====== RECORDS FOR THE TASK
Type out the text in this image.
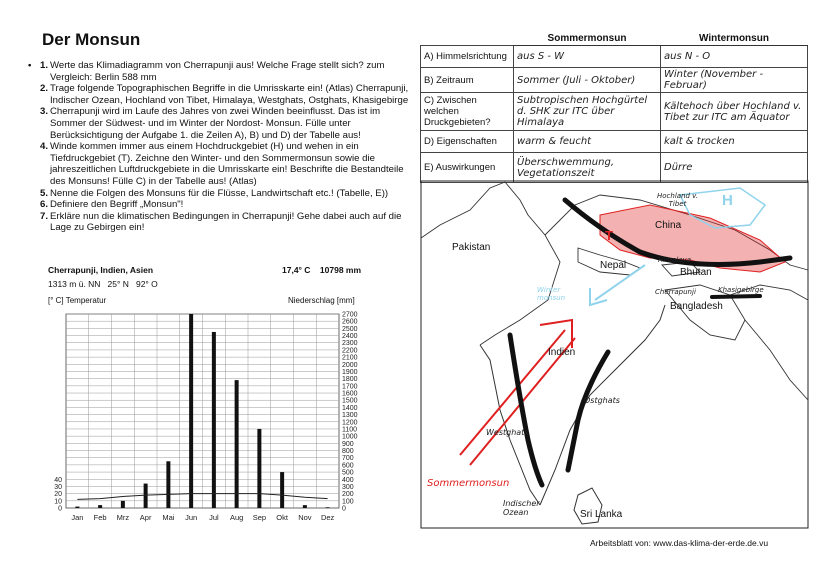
Der Monsun
• 1. Werte das Klimadiagramm von Cherrapunji aus! Welche Frage stellt sich? zum Vergleich: Berlin 588 mm
2. Trage folgende Topographischen Begriffe in die Umrisskarte ein! (Atlas) Cherrapunji, Indischer Ozean, Hochland von Tibet, Himalaya, Westghats, Ostghats, Khasigebirge
3. Cherrapunji wird im Laufe des Jahres von zwei Winden beeinflusst. Das ist im Sommer der Südwest- und im Winter der Nordost- Monsun. Fülle unter Berücksichtigung der Aufgabe 1. die Zeilen A), B) und D) der Tabelle aus!
4. Winde kommen immer aus einem Hochdruckgebiet (H) und wehen in ein Tiefdruckgebiet (T). Zeichne den Winter- und den Sommermonsun sowie die jahreszeitlichen Luftdruckgebiete in die Umrisskarte ein! Beschrifte die Bestandteile des Monsuns! Fülle C) in der Tabelle aus! (Atlas)
5. Nenne die Folgen des Monsuns für die Flüsse, Landwirtschaft etc.! (Tabelle, E))
6. Definiere den Begriff „Monsun"!
7. Erkläre nun die klimatischen Bedingungen in Cherrapunji! Gehe dabei auch auf die Lage zu Gebirgen ein!
	Sommermonsun	Wintermonsun
A) Himmelsrichtung	aus S - W	aus N - O
B) Zeitraum	Sommer (Juli - Oktober)	Winter (November - Februar)
C) Zwischen welchen Druckgebieten?	Subtropischen Hochgürtel d. SHK zur ITC über Himalaya	Kältehoch über Hochland v. Tibet zur ITC am Äquator
D) Eigenschaften	warm & feucht	kalt & trocken
E) Auswirkungen	Überschwemmung, Vegetationszeit	Dürre
Cherrapunji, Indien, Asien	17,4° C 10798 mm
1313 m ü. NN   25° N   92° O
[° C] Temperatur	Niederschlag [mm]
0
100
200
300
400
500
600
700
800
900
1000
1100
1200
1300
1400
1500
1600
1700
1800
1900
2000
2100
2200
2300
2400
2500
2600
2700
0
10
20
30
40
Jan Feb Mrz Apr Mai Jun Jul Aug Sep Okt Nov Dez
Pakistan
China
Nepal
Bhutan
Bangladesh
Indien
Sri Lanka
Hochland v. Tibet
Himalaya
Cherrapunji	Khasigebirge
Winter monsun
Westghats
Ostghats
Indischer Ozean
Sommermonsun
H
T
Arbeitsblatt von: www.das-klima-der-erde.de.vu
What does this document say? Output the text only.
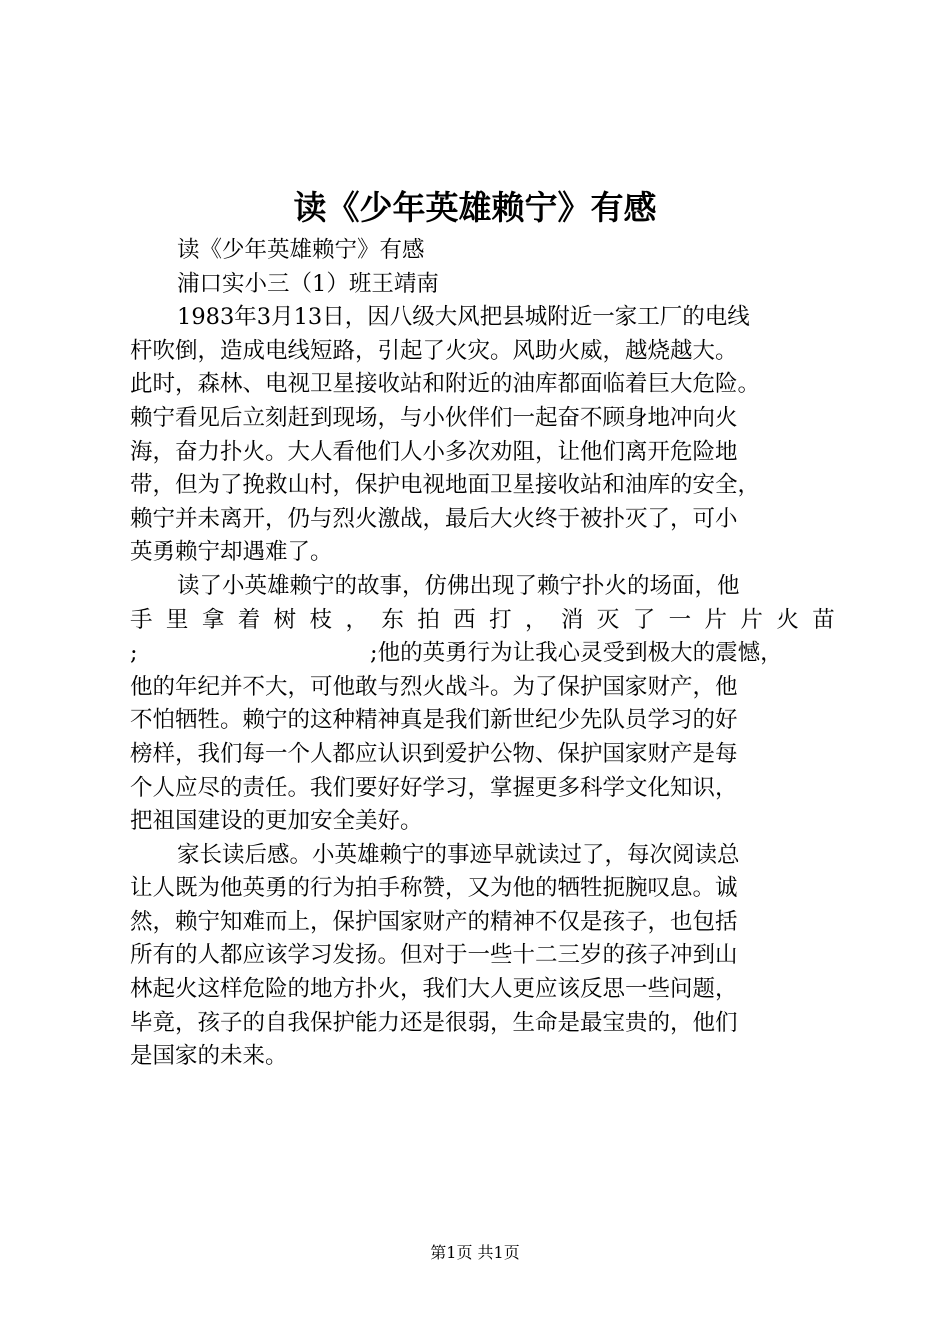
读《少年英雄赖宁》有感
读《少年英雄赖宁》有感
浦口实小三（1）班王靖南
1983年3月13日，因八级大风把县城附近一家工厂的电线
杆吹倒，造成电线短路，引起了火灾。风助火威，越烧越大。
此时，森林、电视卫星接收站和附近的油库都面临着巨大危险。
赖宁看见后立刻赶到现场，与小伙伴们一起奋不顾身地冲向火
海，奋力扑火。大人看他们人小多次劝阻，让他们离开危险地
带，但为了挽救山村，保护电视地面卫星接收站和油库的安全，
赖宁并未离开，仍与烈火激战，最后大火终于被扑灭了，可小
英勇赖宁却遇难了。
读了小英雄赖宁的故事，仿佛出现了赖宁扑火的场面，他
手 里 拿 着 树 枝 ， 东 拍 西 打 ， 消 灭 了 一 片 片 火 苗
;	;他的英勇行为让我心灵受到极大的震憾，
他的年纪并不大，可他敢与烈火战斗。为了保护国家财产，他
不怕牺牲。赖宁的这种精神真是我们新世纪少先队员学习的好
榜样，我们每一个人都应认识到爱护公物、保护国家财产是每
个人应尽的责任。我们要好好学习，掌握更多科学文化知识，
把祖国建设的更加安全美好。
家长读后感。小英雄赖宁的事迹早就读过了，每次阅读总
让人既为他英勇的行为拍手称赞，又为他的牺牲扼腕叹息。诚
然，赖宁知难而上，保护国家财产的精神不仅是孩子，也包括
所有的人都应该学习发扬。但对于一些十二三岁的孩子冲到山
林起火这样危险的地方扑火，我们大人更应该反思一些问题，
毕竟，孩子的自我保护能力还是很弱，生命是最宝贵的，他们
是国家的未来。
第1页 共1页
============
Look through the listing and extract every line with "Himalaya" in it.

2. Trage folgende Topographischen Begriffe in die Umrisskarte ein! (Atlas) Cherrapunji, Indischer Ozean, Hochland von Tibet, Himalaya, Westghats, Ostghats, Khasigebirge
C) Zwischen welchen Druckgebieten?	Subtropischen Hochgürtel d. SHK zur ITC über Himalaya	Kältehoch über Hochland v. Tibet zur ITC am Äquator
Himalaya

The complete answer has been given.